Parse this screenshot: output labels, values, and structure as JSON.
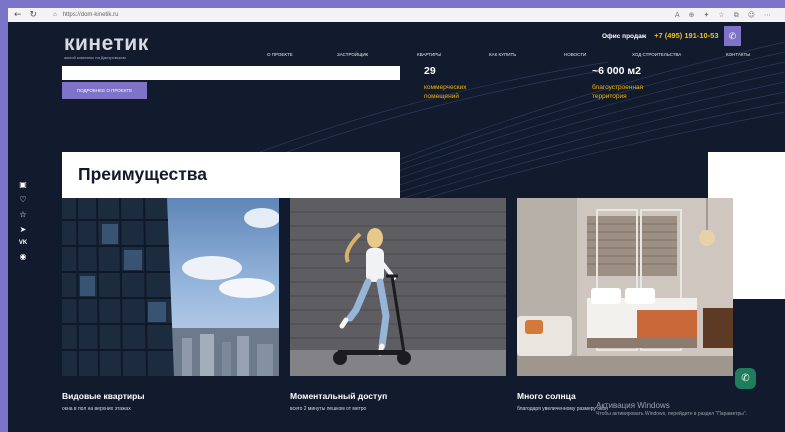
{
  "browser": {
    "back_icon": "arrow-left-icon",
    "refresh_icon": "refresh-icon",
    "url": "https://dom-kinetik.ru",
    "tool_icons": [
      "read-aloud-icon",
      "zoom-icon",
      "extension-icon",
      "favorites-icon",
      "collections-icon",
      "account-icon",
      "settings-icon"
    ]
  },
  "header": {
    "logo_name": "кинетик",
    "logo_sub": "жилой комплекс на Дмитровском",
    "office_label": "Офис продаж",
    "phone": "+7 (495) 191-10-53",
    "call_icon": "phone-icon"
  },
  "nav": {
    "items": [
      "О ПРОЕКТЕ",
      "ЗАСТРОЙЩИК",
      "КВАРТИРЫ",
      "КАК КУПИТЬ",
      "НОВОСТИ",
      "ХОД СТРОИТЕЛЬСТВА",
      "КОНТАКТЫ"
    ]
  },
  "hero": {
    "more_button": "ПОДРОБНЕЕ О ПРОЕКТЕ",
    "stats": [
      {
        "num": "29",
        "label": "коммерческих помещений"
      },
      {
        "num": "~6 000 м2",
        "label": "благоустроенная территория"
      }
    ]
  },
  "advantages": {
    "title": "Преимущества",
    "cards": [
      {
        "title": "Видовые квартиры",
        "subtitle": "окна в пол на верхних этажах"
      },
      {
        "title": "Моментальный доступ",
        "subtitle": "всего 2 минуты пешком от метро"
      },
      {
        "title": "Много солнца",
        "subtitle": "благодаря увеличенному размеру окон"
      }
    ]
  },
  "social_icons": [
    "gallery-icon",
    "heart-icon",
    "star-icon",
    "telegram-icon",
    "vk-icon",
    "whatsapp-icon"
  ],
  "vk_label": "VK",
  "chat_icon": "chat-phone-icon",
  "windows": {
    "line1": "Активация Windows",
    "line2": "Чтобы активировать Windows, перейдите в раздел \"Параметры\"."
  },
  "colors": {
    "page_bg": "#121a2d",
    "accent": "#7f73c7",
    "stat_label": "#f0b400",
    "phone": "#f2c21a"
  }
}
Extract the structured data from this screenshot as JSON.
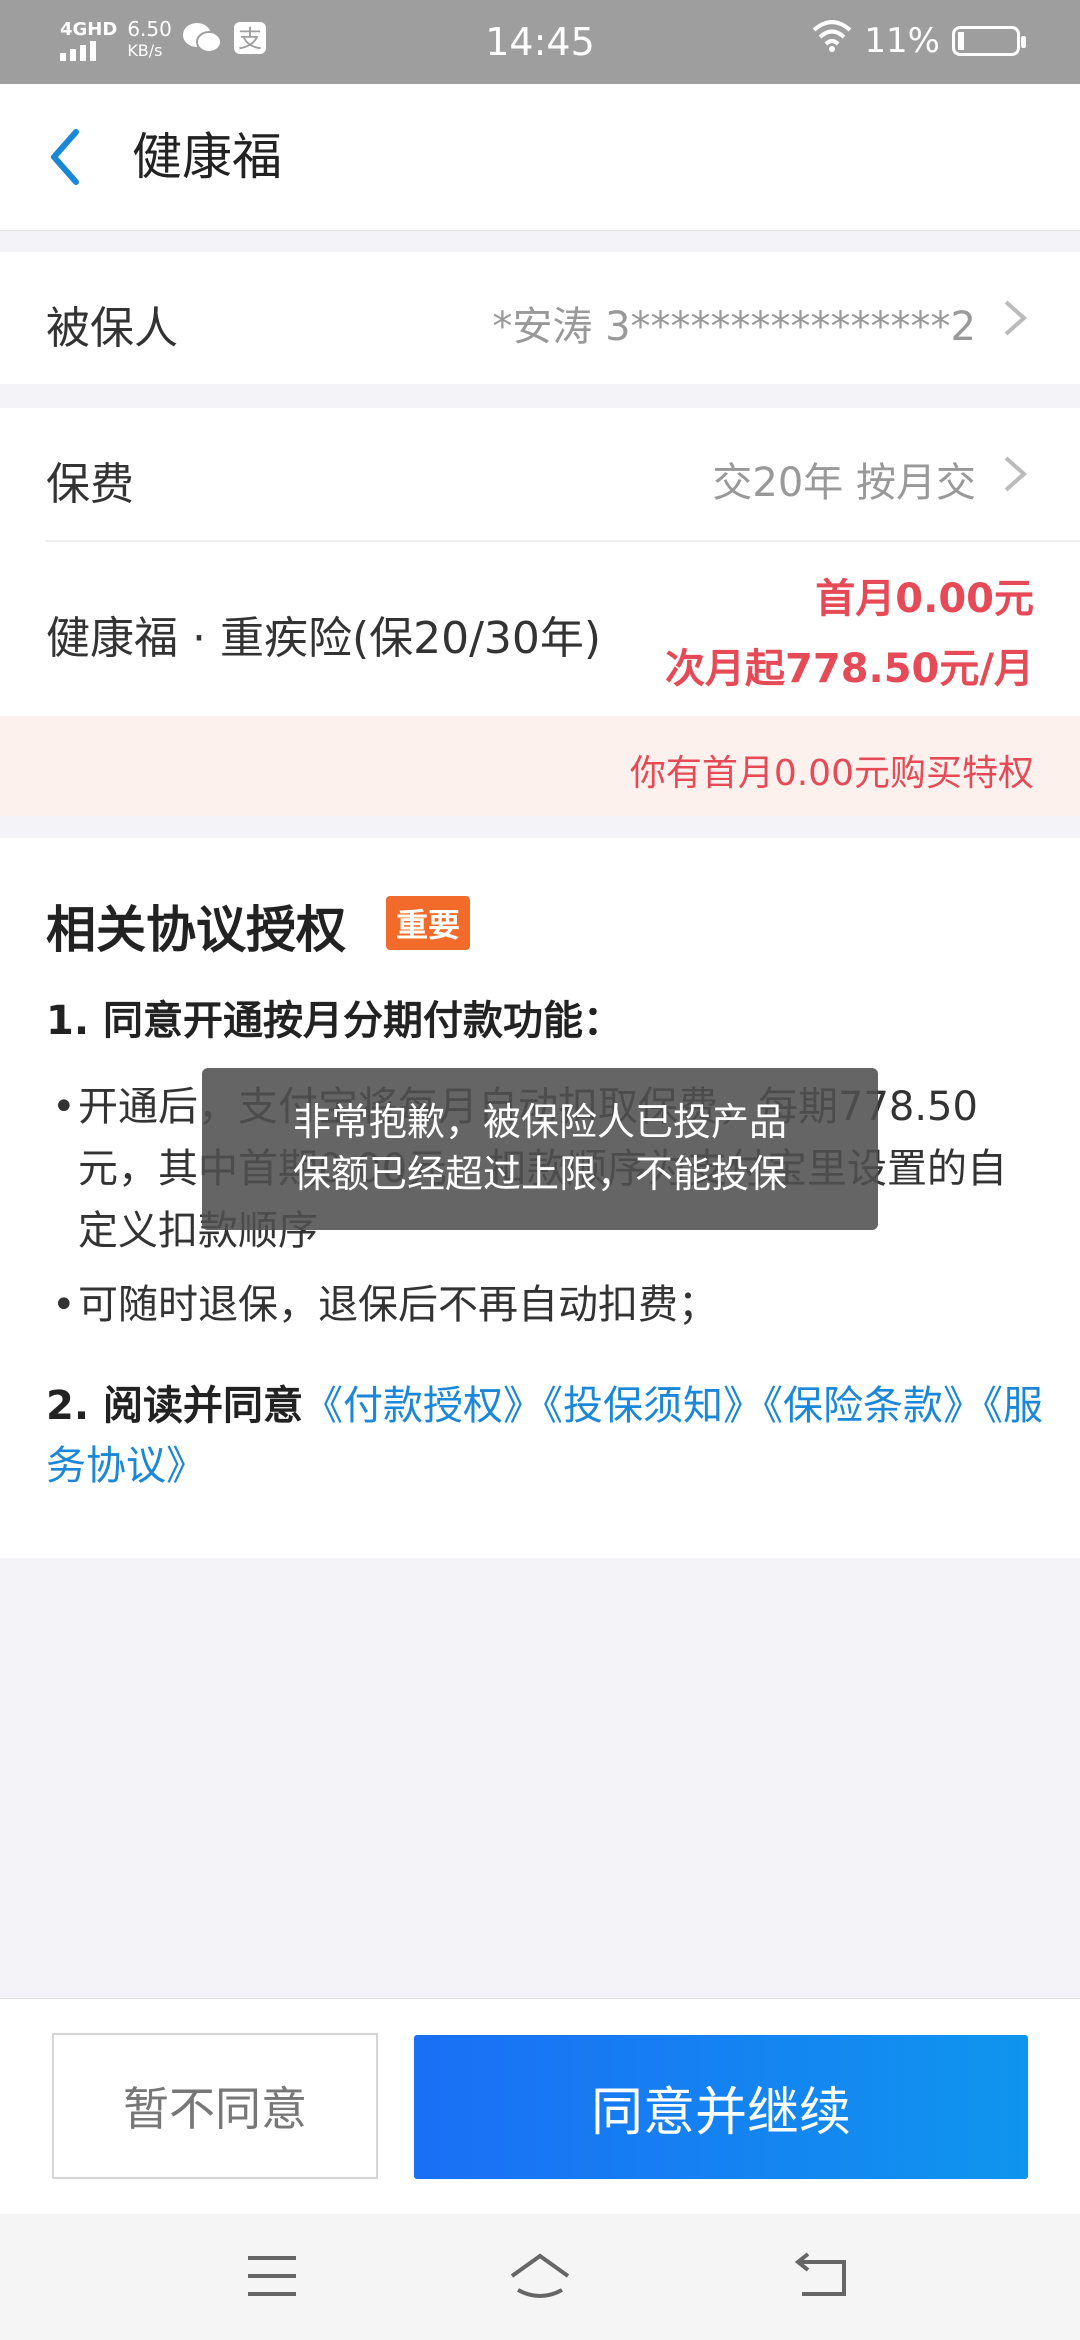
{
  "status_bar": {
    "network": "4GHD",
    "speed": "6.50",
    "speed_unit": "KB/s",
    "time": "14:45",
    "battery": "11%",
    "battery_level": 0.11
  },
  "nav": {
    "title": "健康福"
  },
  "insured": {
    "label": "被保人",
    "value": "*安涛 3****************2"
  },
  "premium": {
    "label": "保费",
    "value": "交20年 按月交"
  },
  "product": {
    "name": "健康福 · 重疾险(保20/30年)",
    "first_month": "首月0.00元",
    "next_month": "次月起778.50元/月"
  },
  "promo": {
    "text": "你有首月0.00元购买特权"
  },
  "agreement": {
    "title": "相关协议授权",
    "badge": "重要",
    "item1_title": "1. 同意开通按月分期付款功能：",
    "bullet1": "开通后，支付宝将每月自动扣取保费，每期778.50元，其中首期0.00元，扣款顺序为支付宝里设置的自定义扣款顺序",
    "bullet2": "可随时退保，退保后不再自动扣费；",
    "item2_prefix": "2. 阅读并同意",
    "links": [
      "《付款授权》",
      "《投保须知》",
      "《保险条款》",
      "《服务协议》"
    ]
  },
  "toast": {
    "line1": "非常抱歉，被保险人已投产品",
    "line2": "保额已经超过上限，不能投保"
  },
  "actions": {
    "decline": "暂不同意",
    "agree": "同意并继续"
  }
}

────

• [EXERCISE AIM]: Take every line above carrying "ПРОЕКТЕ" and return it.

• [OUTPUT BELOW]:
      "О ПРОЕКТЕ",
    "more_button": "ПОДРОБНЕЕ О ПРОЕКТЕ",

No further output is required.